## Problem details:
Restate each line word for word. Leave out every picture.

(Lines of data)

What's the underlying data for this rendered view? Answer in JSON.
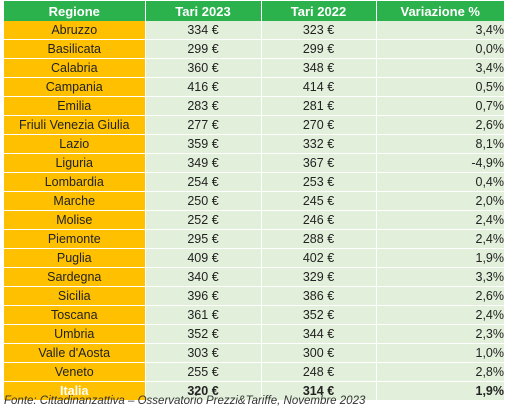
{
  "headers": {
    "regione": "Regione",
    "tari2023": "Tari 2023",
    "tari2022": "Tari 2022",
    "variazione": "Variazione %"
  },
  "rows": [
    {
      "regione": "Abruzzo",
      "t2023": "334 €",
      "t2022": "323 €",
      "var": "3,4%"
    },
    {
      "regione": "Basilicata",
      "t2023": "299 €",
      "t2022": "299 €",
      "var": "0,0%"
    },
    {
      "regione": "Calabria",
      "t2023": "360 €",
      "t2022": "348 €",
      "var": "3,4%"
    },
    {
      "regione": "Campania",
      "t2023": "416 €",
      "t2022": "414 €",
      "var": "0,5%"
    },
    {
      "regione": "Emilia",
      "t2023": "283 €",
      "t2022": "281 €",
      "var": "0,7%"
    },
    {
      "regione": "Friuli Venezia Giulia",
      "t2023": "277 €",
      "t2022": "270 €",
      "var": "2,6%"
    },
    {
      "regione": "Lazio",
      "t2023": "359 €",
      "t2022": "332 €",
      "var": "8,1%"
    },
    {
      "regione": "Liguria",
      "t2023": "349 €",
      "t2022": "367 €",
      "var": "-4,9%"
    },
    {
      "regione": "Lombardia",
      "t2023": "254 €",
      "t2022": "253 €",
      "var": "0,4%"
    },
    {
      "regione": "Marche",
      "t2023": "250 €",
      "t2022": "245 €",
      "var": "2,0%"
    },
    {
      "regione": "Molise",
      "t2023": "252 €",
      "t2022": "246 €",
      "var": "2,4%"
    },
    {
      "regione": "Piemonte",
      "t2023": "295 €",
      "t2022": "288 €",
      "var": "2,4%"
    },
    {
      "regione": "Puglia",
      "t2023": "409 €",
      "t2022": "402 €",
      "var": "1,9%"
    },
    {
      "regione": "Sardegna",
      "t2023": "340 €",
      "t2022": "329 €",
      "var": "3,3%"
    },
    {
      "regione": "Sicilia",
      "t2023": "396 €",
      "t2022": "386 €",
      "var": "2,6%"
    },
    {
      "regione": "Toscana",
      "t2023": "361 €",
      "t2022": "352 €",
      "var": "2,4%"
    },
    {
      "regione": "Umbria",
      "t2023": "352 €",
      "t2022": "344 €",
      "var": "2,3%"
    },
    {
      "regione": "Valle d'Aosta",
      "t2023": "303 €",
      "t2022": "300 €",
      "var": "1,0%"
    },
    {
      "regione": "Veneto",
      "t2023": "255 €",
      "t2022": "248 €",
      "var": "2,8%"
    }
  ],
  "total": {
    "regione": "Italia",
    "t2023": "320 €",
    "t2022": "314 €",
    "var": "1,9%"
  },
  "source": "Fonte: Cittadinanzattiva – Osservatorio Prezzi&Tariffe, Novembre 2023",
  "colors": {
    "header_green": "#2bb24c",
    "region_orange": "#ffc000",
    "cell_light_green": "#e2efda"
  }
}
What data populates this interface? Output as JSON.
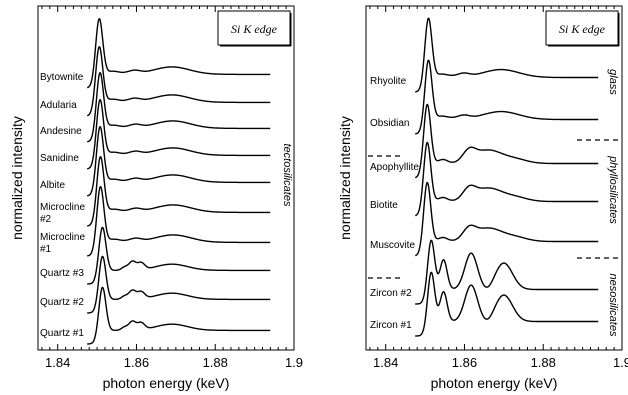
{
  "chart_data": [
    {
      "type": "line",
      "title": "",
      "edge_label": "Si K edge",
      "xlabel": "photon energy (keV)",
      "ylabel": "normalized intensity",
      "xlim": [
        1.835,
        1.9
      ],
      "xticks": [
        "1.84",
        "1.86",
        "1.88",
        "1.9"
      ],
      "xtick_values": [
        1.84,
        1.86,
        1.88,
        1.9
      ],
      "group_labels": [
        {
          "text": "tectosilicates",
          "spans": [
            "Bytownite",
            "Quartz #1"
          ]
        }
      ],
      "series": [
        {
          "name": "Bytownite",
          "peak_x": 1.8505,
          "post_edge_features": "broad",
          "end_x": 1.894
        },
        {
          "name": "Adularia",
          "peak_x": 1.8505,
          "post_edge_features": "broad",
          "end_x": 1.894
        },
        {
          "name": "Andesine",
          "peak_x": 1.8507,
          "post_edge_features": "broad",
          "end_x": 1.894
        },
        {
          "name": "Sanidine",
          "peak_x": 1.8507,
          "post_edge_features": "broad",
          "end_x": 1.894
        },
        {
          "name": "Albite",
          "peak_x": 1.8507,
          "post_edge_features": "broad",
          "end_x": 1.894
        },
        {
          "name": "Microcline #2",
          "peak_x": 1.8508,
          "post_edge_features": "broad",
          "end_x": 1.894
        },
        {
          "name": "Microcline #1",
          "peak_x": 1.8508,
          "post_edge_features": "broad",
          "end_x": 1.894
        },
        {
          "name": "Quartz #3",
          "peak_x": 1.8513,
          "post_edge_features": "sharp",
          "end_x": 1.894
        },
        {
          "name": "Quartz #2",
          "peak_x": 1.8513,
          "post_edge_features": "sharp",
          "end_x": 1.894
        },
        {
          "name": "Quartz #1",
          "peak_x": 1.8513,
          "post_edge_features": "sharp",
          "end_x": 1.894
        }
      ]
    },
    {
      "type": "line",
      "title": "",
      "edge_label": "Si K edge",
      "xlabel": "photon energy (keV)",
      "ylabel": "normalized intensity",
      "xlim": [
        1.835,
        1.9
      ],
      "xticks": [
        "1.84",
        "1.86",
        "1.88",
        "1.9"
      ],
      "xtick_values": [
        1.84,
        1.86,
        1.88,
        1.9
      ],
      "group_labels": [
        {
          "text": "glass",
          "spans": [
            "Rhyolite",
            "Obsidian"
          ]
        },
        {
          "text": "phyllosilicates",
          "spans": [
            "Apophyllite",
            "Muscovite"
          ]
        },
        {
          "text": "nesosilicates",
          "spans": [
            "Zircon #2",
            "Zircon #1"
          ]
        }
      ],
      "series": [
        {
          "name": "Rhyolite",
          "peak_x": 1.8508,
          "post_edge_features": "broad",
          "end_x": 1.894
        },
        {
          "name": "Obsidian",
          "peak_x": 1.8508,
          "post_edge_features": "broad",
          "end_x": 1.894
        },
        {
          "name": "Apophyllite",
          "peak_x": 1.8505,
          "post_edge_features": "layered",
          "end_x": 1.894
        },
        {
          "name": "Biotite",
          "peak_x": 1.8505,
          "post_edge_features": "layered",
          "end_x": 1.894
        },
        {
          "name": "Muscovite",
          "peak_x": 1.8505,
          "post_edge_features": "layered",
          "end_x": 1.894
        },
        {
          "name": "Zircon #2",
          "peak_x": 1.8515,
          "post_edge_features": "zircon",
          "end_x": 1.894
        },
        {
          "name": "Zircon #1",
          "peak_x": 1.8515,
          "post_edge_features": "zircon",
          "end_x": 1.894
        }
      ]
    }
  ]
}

## Right answer:
What's the underlying data for this rendered view? Answer in JSON.
{
  "headers": {
    "regione": "Regione",
    "tari2023": "Tari 2023",
    "tari2022": "Tari 2022",
    "variazione": "Variazione %"
  },
  "rows": [
    {
      "regione": "Abruzzo",
      "t2023": "334 €",
      "t2022": "323 €",
      "var": "3,4%"
    },
    {
      "regione": "Basilicata",
      "t2023": "299 €",
      "t2022": "299 €",
      "var": "0,0%"
    },
    {
      "regione": "Calabria",
      "t2023": "360 €",
      "t2022": "348 €",
      "var": "3,4%"
    },
    {
      "regione": "Campania",
      "t2023": "416 €",
      "t2022": "414 €",
      "var": "0,5%"
    },
    {
      "regione": "Emilia",
      "t2023": "283 €",
      "t2022": "281 €",
      "var": "0,7%"
    },
    {
      "regione": "Friuli Venezia Giulia",
      "t2023": "277 €",
      "t2022": "270 €",
      "var": "2,6%"
    },
    {
      "regione": "Lazio",
      "t2023": "359 €",
      "t2022": "332 €",
      "var": "8,1%"
    },
    {
      "regione": "Liguria",
      "t2023": "349 €",
      "t2022": "367 €",
      "var": "-4,9%"
    },
    {
      "regione": "Lombardia",
      "t2023": "254 €",
      "t2022": "253 €",
      "var": "0,4%"
    },
    {
      "regione": "Marche",
      "t2023": "250 €",
      "t2022": "245 €",
      "var": "2,0%"
    },
    {
      "regione": "Molise",
      "t2023": "252 €",
      "t2022": "246 €",
      "var": "2,4%"
    },
    {
      "regione": "Piemonte",
      "t2023": "295 €",
      "t2022": "288 €",
      "var": "2,4%"
    },
    {
      "regione": "Puglia",
      "t2023": "409 €",
      "t2022": "402 €",
      "var": "1,9%"
    },
    {
      "regione": "Sardegna",
      "t2023": "340 €",
      "t2022": "329 €",
      "var": "3,3%"
    },
    {
      "regione": "Sicilia",
      "t2023": "396 €",
      "t2022": "386 €",
      "var": "2,6%"
    },
    {
      "regione": "Toscana",
      "t2023": "361 €",
      "t2022": "352 €",
      "var": "2,4%"
    },
    {
      "regione": "Umbria",
      "t2023": "352 €",
      "t2022": "344 €",
      "var": "2,3%"
    },
    {
      "regione": "Valle d'Aosta",
      "t2023": "303 €",
      "t2022": "300 €",
      "var": "1,0%"
    },
    {
      "regione": "Veneto",
      "t2023": "255 €",
      "t2022": "248 €",
      "var": "2,8%"
    }
  ],
  "total": {
    "regione": "Italia",
    "t2023": "320 €",
    "t2022": "314 €",
    "var": "1,9%"
  },
  "source": "Fonte: Cittadinanzattiva – Osservatorio Prezzi&Tariffe, Novembre 2023",
  "colors": {
    "header_green": "#2bb24c",
    "region_orange": "#ffc000",
    "cell_light_green": "#e2efda"
  }
}
What data populates this interface? Output as JSON.
{
  "chart_data": [
    {
      "type": "line",
      "title": "",
      "edge_label": "Si K edge",
      "xlabel": "photon energy (keV)",
      "ylabel": "normalized intensity",
      "xlim": [
        1.835,
        1.9
      ],
      "xticks": [
        "1.84",
        "1.86",
        "1.88",
        "1.9"
      ],
      "xtick_values": [
        1.84,
        1.86,
        1.88,
        1.9
      ],
      "group_labels": [
        {
          "text": "tectosilicates",
          "spans": [
            "Bytownite",
            "Quartz #1"
          ]
        }
      ],
      "series": [
        {
          "name": "Bytownite",
          "peak_x": 1.8505,
          "post_edge_features": "broad",
          "end_x": 1.894
        },
        {
          "name": "Adularia",
          "peak_x": 1.8505,
          "post_edge_features": "broad",
          "end_x": 1.894
        },
        {
          "name": "Andesine",
          "peak_x": 1.8507,
          "post_edge_features": "broad",
          "end_x": 1.894
        },
        {
          "name": "Sanidine",
          "peak_x": 1.8507,
          "post_edge_features": "broad",
          "end_x": 1.894
        },
        {
          "name": "Albite",
          "peak_x": 1.8507,
          "post_edge_features": "broad",
          "end_x": 1.894
        },
        {
          "name": "Microcline #2",
          "peak_x": 1.8508,
          "post_edge_features": "broad",
          "end_x": 1.894
        },
        {
          "name": "Microcline #1",
          "peak_x": 1.8508,
          "post_edge_features": "broad",
          "end_x": 1.894
        },
        {
          "name": "Quartz #3",
          "peak_x": 1.8513,
          "post_edge_features": "sharp",
          "end_x": 1.894
        },
        {
          "name": "Quartz #2",
          "peak_x": 1.8513,
          "post_edge_features": "sharp",
          "end_x": 1.894
        },
        {
          "name": "Quartz #1",
          "peak_x": 1.8513,
          "post_edge_features": "sharp",
          "end_x": 1.894
        }
      ]
    },
    {
      "type": "line",
      "title": "",
      "edge_label": "Si K edge",
      "xlabel": "photon energy (keV)",
      "ylabel": "normalized intensity",
      "xlim": [
        1.835,
        1.9
      ],
      "xticks": [
        "1.84",
        "1.86",
        "1.88",
        "1.9"
      ],
      "xtick_values": [
        1.84,
        1.86,
        1.88,
        1.9
      ],
      "group_labels": [
        {
          "text": "glass",
          "spans": [
            "Rhyolite",
            "Obsidian"
          ]
        },
        {
          "text": "phyllosilicates",
          "spans": [
            "Apophyllite",
            "Muscovite"
          ]
        },
        {
          "text": "nesosilicates",
          "spans": [
            "Zircon #2",
            "Zircon #1"
          ]
        }
      ],
      "series": [
        {
          "name": "Rhyolite",
          "peak_x": 1.8508,
          "post_edge_features": "broad",
          "end_x": 1.894
        },
        {
          "name": "Obsidian",
          "peak_x": 1.8508,
          "post_edge_features": "broad",
          "end_x": 1.894
        },
        {
          "name": "Apophyllite",
          "peak_x": 1.8505,
          "post_edge_features": "layered",
          "end_x": 1.894
        },
        {
          "name": "Biotite",
          "peak_x": 1.8505,
          "post_edge_features": "layered",
          "end_x": 1.894
        },
        {
          "name": "Muscovite",
          "peak_x": 1.8505,
          "post_edge_features": "layered",
          "end_x": 1.894
        },
        {
          "name": "Zircon #2",
          "peak_x": 1.8515,
          "post_edge_features": "zircon",
          "end_x": 1.894
        },
        {
          "name": "Zircon #1",
          "peak_x": 1.8515,
          "post_edge_features": "zircon",
          "end_x": 1.894
        }
      ]
    }
  ]
}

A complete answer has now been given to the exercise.